Work to be completed:
Would you restate the listing word for word, with the images omitted?

Data extract:
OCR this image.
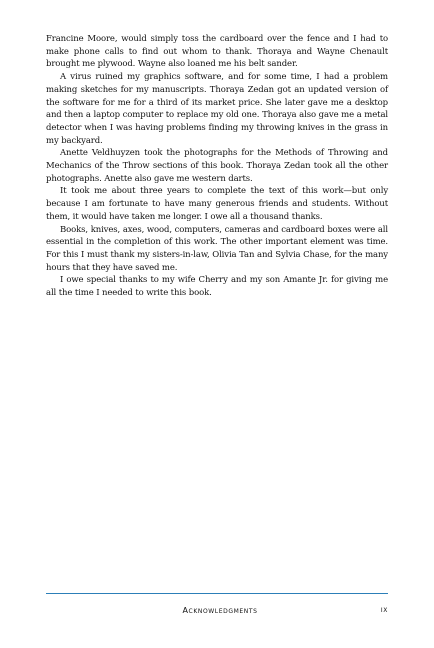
Francine Moore, would simply toss the cardboard over the fence and I had to make phone calls to find out whom to thank. Thoraya and Wayne Chenault brought me plywood. Wayne also loaned me his belt sander.

A virus ruined my graphics software, and for some time, I had a problem making sketches for my manuscripts. Thoraya Zedan got an updated version of the software for me for a third of its market price. She later gave me a desktop and then a laptop computer to replace my old one. Thoraya also gave me a metal detector when I was having problems finding my throwing knives in the grass in my backyard.

Anette Veldhuyzen took the photographs for the Methods of Throwing and Mechanics of the Throw sections of this book. Thoraya Zedan took all the other photographs. Anette also gave me western darts.

It took me about three years to complete the text of this work—but only because I am fortunate to have many generous friends and students. Without them, it would have taken me longer. I owe all a thousand thanks.

Books, knives, axes, wood, computers, cameras and cardboard boxes were all essential in the completion of this work. The other important element was time. For this I must thank my sisters-in-law, Olivia Tan and Sylvia Chase, for the many hours that they have saved me.

I owe special thanks to my wife Cherry and my son Amante Jr. for giving me all the time I needed to write this book.

Acknowledgments	ix
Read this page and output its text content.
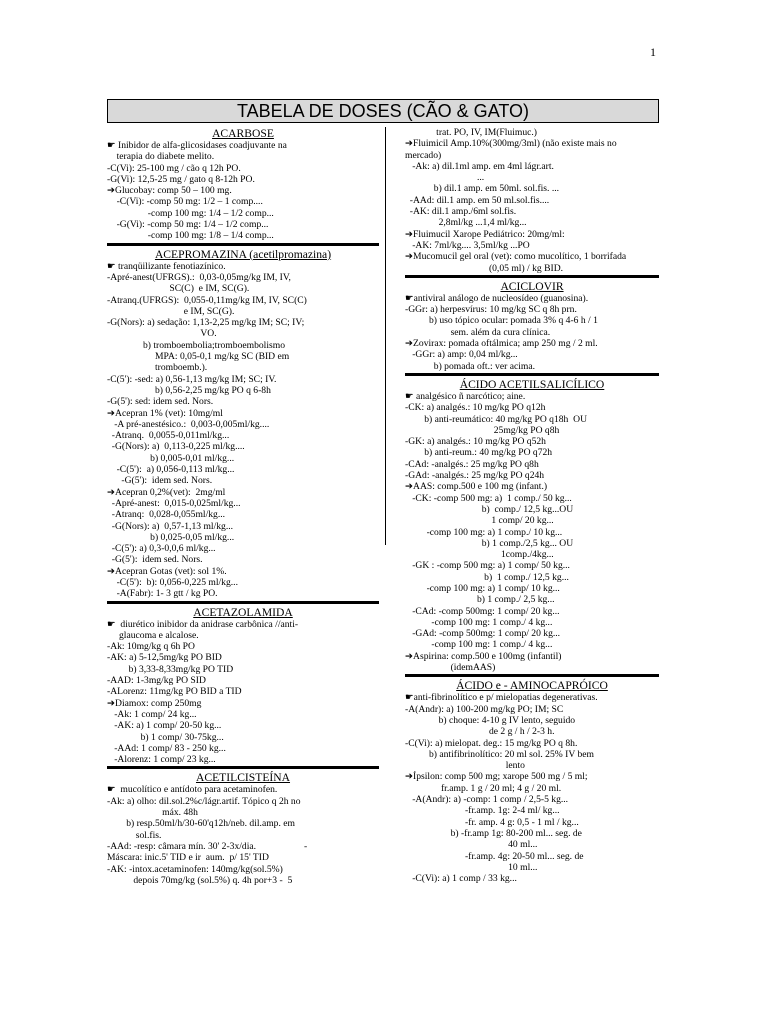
1
TABELA DE DOSES (CÃO & GATO)
ACARBOSE
☛ Inibidor de alfa-glicosidases coadjuvante na
terapia do diabete melito.
-C(Vi): 25-100 mg / cão q 12h PO.
-G(Vi): 12,5-25 mg / gato q 8-12h PO.
➔Glucobay: comp 50 – 100 mg.
-C(Vi): -comp 50 mg: 1/2 – 1 comp....
-comp 100 mg: 1/4 – 1/2 comp...
-G(Vi): -comp 50 mg: 1/4 – 1/2 comp...
-comp 100 mg: 1/8 – 1/4 comp...
ACEPROMAZINA (acetilpromazina)
☛ tranqüilizante fenotiazínico.
-Apré-anest(UFRGS).:  0,03-0,05mg/kg IM, IV,
SC(C)  e IM, SC(G).
-Atranq.(UFRGS):  0,055-0,11mg/kg IM, IV, SC(C)
e IM, SC(G).
-G(Nors): a) sedação: 1,13-2,25 mg/kg IM; SC; IV;
VO.
b) tromboembolia;tromboembolismo
MPA: 0,05-0,1 mg/kg SC (BID em
tromboemb.).
-C(5'): -sed: a) 0,56-1,13 mg/kg IM; SC; IV.
b) 0,56-2,25 mg/kg PO q 6-8h
-G(5'): sed: idem sed. Nors.
➔Acepran 1% (vet): 10mg/ml
-A pré-anestésico.:  0,003-0,005ml/kg....
-Atranq.  0,0055-0,011ml/kg...
-G(Nors): a)  0,113-0,225 ml/kg....
b) 0,005-0,01 ml/kg...
-C(5'):  a) 0,056-0,113 ml/kg...
-G(5'):  idem sed. Nors.
➔Acepran 0,2%(vet):  2mg/ml
-Apré-anest:  0,015-0,025ml/kg...
-Atranq:  0,028-0,055ml/kg...
-G(Nors): a)  0,57-1,13 ml/kg...
b) 0,025-0,05 ml/kg...
-C(5'): a) 0,3-0,0,6 ml/kg...
-G(5'):  idem sed. Nors.
➔Acepran Gotas (vet): sol 1%.
-C(5'):  b): 0,056-0,225 ml/kg...
-A(Fabr): 1- 3 gtt / kg PO.
ACETAZOLAMIDA
☛  diurético inibidor da anidrase carbônica //anti-
glaucoma e alcalose.
-Ak: 10mg/kg q 6h PO
-AK: a) 5-12,5mg/kg PO BID
b) 3,33-8,33mg/kg PO TID
-AAD: 1-3mg/kg PO SID
-ALorenz: 11mg/kg PO BID a TID
➔Diamox: comp 250mg
-Ak: 1 comp/ 24 kg...
-AK: a) 1 comp/ 20-50 kg...
b) 1 comp/ 30-75kg...
-AAd: 1 comp/ 83 - 250 kg...
-Alorenz: 1 comp/ 23 kg...
ACETILCISTEÍNA
☛  mucolítico e antídoto para acetaminofen.
-Ak: a) olho: dil.sol.2%c/lágr.artif. Tópico q 2h no
máx. 48h
b) resp.50ml/h/30-60'q12h/neb. dil.amp. em
sol.fis.
-AAd: -resp: câmara mín. 30' 2-3x/dia.                    -
Máscara: inic.5' TID e ir  aum.  p/ 15' TID
-AK: -intox.acetaminofen: 140mg/kg(sol.5%)
depois 70mg/kg (sol.5%) q. 4h por+3 -  5
trat. PO, IV, IM(Fluimuc.)
➔Fluimicil Amp.10%(300mg/3ml) (não existe mais no
mercado)
-Ak: a) dil.1ml amp. em 4ml lágr.art.
...
b) dil.1 amp. em 50ml. sol.fis. ...
-AAd: dil.1 amp. em 50 ml.sol.fis....
-AK: dil.1 amp./6ml sol.fis.
2,8ml/kg ...1,4 ml/kg...
➔Fluimucil Xarope Pediátrico: 20mg/ml:
-AK: 7ml/kg.... 3,5ml/kg ...PO
➔Mucomucil gel oral (vet): como mucolítico, 1 borrifada
(0,05 ml) / kg BID.
ACICLOVIR
☛antiviral análogo de nucleosídeo (guanosina).
-GGr: a) herpesvírus: 10 mg/kg SC q 8h prn.
b) uso tópico ocular: pomada 3% q 4-6 h / 1
sem. além da cura clínica.
➔Zovirax: pomada oftálmica; amp 250 mg / 2 ml.
-GGr: a) amp: 0,04 ml/kg...
b) pomada oft.: ver acima.
ÁCIDO ACETILSALICÍLICO
☛ analgésico ñ narcótico; aine.
-CK: a) analgés.: 10 mg/kg PO q12h
b) anti-reumático: 40 mg/kg PO q18h  OU
25mg/kg PO q8h
-GK: a) analgés.: 10 mg/kg PO q52h
b) anti-reum.: 40 mg/kg PO q72h
-CAd: -analgés.: 25 mg/kg PO q8h
-GAd: -analgés.: 25 mg/kg PO q24h
➔AAS: comp.500 e 100 mg (infant.)
-CK: -comp 500 mg: a)  1 comp./ 50 kg...
b)  comp./ 12,5 kg...OU
1 comp/ 20 kg...
-comp 100 mg: a) 1 comp./ 10 kg...
b) 1 comp./2,5 kg... OU
1comp./4kg...
-GK : -comp 500 mg: a) 1 comp/ 50 kg...
b)  1 comp./ 12,5 kg...
-comp 100 mg: a) 1 comp/ 10 kg...
b) 1 comp./ 2,5 kg...
-CAd: -comp 500mg: 1 comp/ 20 kg...
-comp 100 mg: 1 comp./ 4 kg...
-GAd: -comp 500mg: 1 comp/ 20 kg...
-comp 100 mg: 1 comp./ 4 kg...
➔Aspirina: comp.500 e 100mg (infantil)
(idemAAS)
ÁCIDO e - AMINOCAPRÓICO
☛anti-fibrinolítico e p/ mielopatias degenerativas.
-A(Andr): a) 100-200 mg/kg PO; IM; SC
b) choque: 4-10 g IV lento, seguido
de 2 g / h / 2-3 h.
-C(Vi): a) mielopat. deg.: 15 mg/kg PO q 8h.
b) antifibrinolítico: 20 ml sol. 25% IV bem
lento
➔Ípsilon: comp 500 mg; xarope 500 mg / 5 ml;
fr.amp. 1 g / 20 ml; 4 g / 20 ml.
-A(Andr): a) -comp: 1 comp / 2,5-5 kg...
-fr.amp. 1g: 2-4 ml/ kg...
-fr. amp. 4 g: 0,5 - 1 ml / kg...
b) -fr.amp 1g: 80-200 ml... seg. de
40 ml...
-fr.amp. 4g: 20-50 ml... seg. de
10 ml...
-C(Vi): a) 1 comp / 33 kg...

Exercise output:
OCR this image.
Francine Moore, would simply toss the cardboard over the fence and I had to make phone calls to find out whom to thank. Thoraya and Wayne Chenault brought me plywood. Wayne also loaned me his belt sander.

A virus ruined my graphics software, and for some time, I had a problem making sketches for my manuscripts. Thoraya Zedan got an updated version of the software for me for a third of its market price. She later gave me a desktop and then a laptop computer to replace my old one. Thoraya also gave me a metal detector when I was having problems finding my throwing knives in the grass in my backyard.

Anette Veldhuyzen took the photographs for the Methods of Throwing and Mechanics of the Throw sections of this book. Thoraya Zedan took all the other photographs. Anette also gave me western darts.

It took me about three years to complete the text of this work—but only because I am fortunate to have many generous friends and students. Without them, it would have taken me longer. I owe all a thousand thanks.

Books, knives, axes, wood, computers, cameras and cardboard boxes were all essential in the completion of this work. The other important element was time. For this I must thank my sisters-in-law, Olivia Tan and Sylvia Chase, for the many hours that they have saved me.

I owe special thanks to my wife Cherry and my son Amante Jr. for giving me all the time I needed to write this book.

Acknowledgments	ix
Read this page and output its text content.
1
TABELA DE DOSES (CÃO & GATO)
ACARBOSE
☛ Inibidor de alfa-glicosidases coadjuvante na
terapia do diabete melito.
-C(Vi): 25-100 mg / cão q 12h PO.
-G(Vi): 12,5-25 mg / gato q 8-12h PO.
➔Glucobay: comp 50 – 100 mg.
-C(Vi): -comp 50 mg: 1/2 – 1 comp....
-comp 100 mg: 1/4 – 1/2 comp...
-G(Vi): -comp 50 mg: 1/4 – 1/2 comp...
-comp 100 mg: 1/8 – 1/4 comp...
ACEPROMAZINA (acetilpromazina)
☛ tranqüilizante fenotiazínico.
-Apré-anest(UFRGS).:  0,03-0,05mg/kg IM, IV,
SC(C)  e IM, SC(G).
-Atranq.(UFRGS):  0,055-0,11mg/kg IM, IV, SC(C)
e IM, SC(G).
-G(Nors): a) sedação: 1,13-2,25 mg/kg IM; SC; IV;
VO.
b) tromboembolia;tromboembolismo
MPA: 0,05-0,1 mg/kg SC (BID em
tromboemb.).
-C(5'): -sed: a) 0,56-1,13 mg/kg IM; SC; IV.
b) 0,56-2,25 mg/kg PO q 6-8h
-G(5'): sed: idem sed. Nors.
➔Acepran 1% (vet): 10mg/ml
-A pré-anestésico.:  0,003-0,005ml/kg....
-Atranq.  0,0055-0,011ml/kg...
-G(Nors): a)  0,113-0,225 ml/kg....
b) 0,005-0,01 ml/kg...
-C(5'):  a) 0,056-0,113 ml/kg...
-G(5'):  idem sed. Nors.
➔Acepran 0,2%(vet):  2mg/ml
-Apré-anest:  0,015-0,025ml/kg...
-Atranq:  0,028-0,055ml/kg...
-G(Nors): a)  0,57-1,13 ml/kg...
b) 0,025-0,05 ml/kg...
-C(5'): a) 0,3-0,0,6 ml/kg...
-G(5'):  idem sed. Nors.
➔Acepran Gotas (vet): sol 1%.
-C(5'):  b): 0,056-0,225 ml/kg...
-A(Fabr): 1- 3 gtt / kg PO.
ACETAZOLAMIDA
☛  diurético inibidor da anidrase carbônica //anti-
glaucoma e alcalose.
-Ak: 10mg/kg q 6h PO
-AK: a) 5-12,5mg/kg PO BID
b) 3,33-8,33mg/kg PO TID
-AAD: 1-3mg/kg PO SID
-ALorenz: 11mg/kg PO BID a TID
➔Diamox: comp 250mg
-Ak: 1 comp/ 24 kg...
-AK: a) 1 comp/ 20-50 kg...
b) 1 comp/ 30-75kg...
-AAd: 1 comp/ 83 - 250 kg...
-Alorenz: 1 comp/ 23 kg...
ACETILCISTEÍNA
☛  mucolítico e antídoto para acetaminofen.
-Ak: a) olho: dil.sol.2%c/lágr.artif. Tópico q 2h no
máx. 48h
b) resp.50ml/h/30-60'q12h/neb. dil.amp. em
sol.fis.
-AAd: -resp: câmara mín. 30' 2-3x/dia.                    -
Máscara: inic.5' TID e ir  aum.  p/ 15' TID
-AK: -intox.acetaminofen: 140mg/kg(sol.5%)
depois 70mg/kg (sol.5%) q. 4h por+3 -  5
trat. PO, IV, IM(Fluimuc.)
➔Fluimicil Amp.10%(300mg/3ml) (não existe mais no
mercado)
-Ak: a) dil.1ml amp. em 4ml lágr.art.
...
b) dil.1 amp. em 50ml. sol.fis. ...
-AAd: dil.1 amp. em 50 ml.sol.fis....
-AK: dil.1 amp./6ml sol.fis.
2,8ml/kg ...1,4 ml/kg...
➔Fluimucil Xarope Pediátrico: 20mg/ml:
-AK: 7ml/kg.... 3,5ml/kg ...PO
➔Mucomucil gel oral (vet): como mucolítico, 1 borrifada
(0,05 ml) / kg BID.
ACICLOVIR
☛antiviral análogo de nucleosídeo (guanosina).
-GGr: a) herpesvírus: 10 mg/kg SC q 8h prn.
b) uso tópico ocular: pomada 3% q 4-6 h / 1
sem. além da cura clínica.
➔Zovirax: pomada oftálmica; amp 250 mg / 2 ml.
-GGr: a) amp: 0,04 ml/kg...
b) pomada oft.: ver acima.
ÁCIDO ACETILSALICÍLICO
☛ analgésico ñ narcótico; aine.
-CK: a) analgés.: 10 mg/kg PO q12h
b) anti-reumático: 40 mg/kg PO q18h  OU
25mg/kg PO q8h
-GK: a) analgés.: 10 mg/kg PO q52h
b) anti-reum.: 40 mg/kg PO q72h
-CAd: -analgés.: 25 mg/kg PO q8h
-GAd: -analgés.: 25 mg/kg PO q24h
➔AAS: comp.500 e 100 mg (infant.)
-CK: -comp 500 mg: a)  1 comp./ 50 kg...
b)  comp./ 12,5 kg...OU
1 comp/ 20 kg...
-comp 100 mg: a) 1 comp./ 10 kg...
b) 1 comp./2,5 kg... OU
1comp./4kg...
-GK : -comp 500 mg: a) 1 comp/ 50 kg...
b)  1 comp./ 12,5 kg...
-comp 100 mg: a) 1 comp/ 10 kg...
b) 1 comp./ 2,5 kg...
-CAd: -comp 500mg: 1 comp/ 20 kg...
-comp 100 mg: 1 comp./ 4 kg...
-GAd: -comp 500mg: 1 comp/ 20 kg...
-comp 100 mg: 1 comp./ 4 kg...
➔Aspirina: comp.500 e 100mg (infantil)
(idemAAS)
ÁCIDO e - AMINOCAPRÓICO
☛anti-fibrinolítico e p/ mielopatias degenerativas.
-A(Andr): a) 100-200 mg/kg PO; IM; SC
b) choque: 4-10 g IV lento, seguido
de 2 g / h / 2-3 h.
-C(Vi): a) mielopat. deg.: 15 mg/kg PO q 8h.
b) antifibrinolítico: 20 ml sol. 25% IV bem
lento
➔Ípsilon: comp 500 mg; xarope 500 mg / 5 ml;
fr.amp. 1 g / 20 ml; 4 g / 20 ml.
-A(Andr): a) -comp: 1 comp / 2,5-5 kg...
-fr.amp. 1g: 2-4 ml/ kg...
-fr. amp. 4 g: 0,5 - 1 ml / kg...
b) -fr.amp 1g: 80-200 ml... seg. de
40 ml...
-fr.amp. 4g: 20-50 ml... seg. de
10 ml...
-C(Vi): a) 1 comp / 33 kg...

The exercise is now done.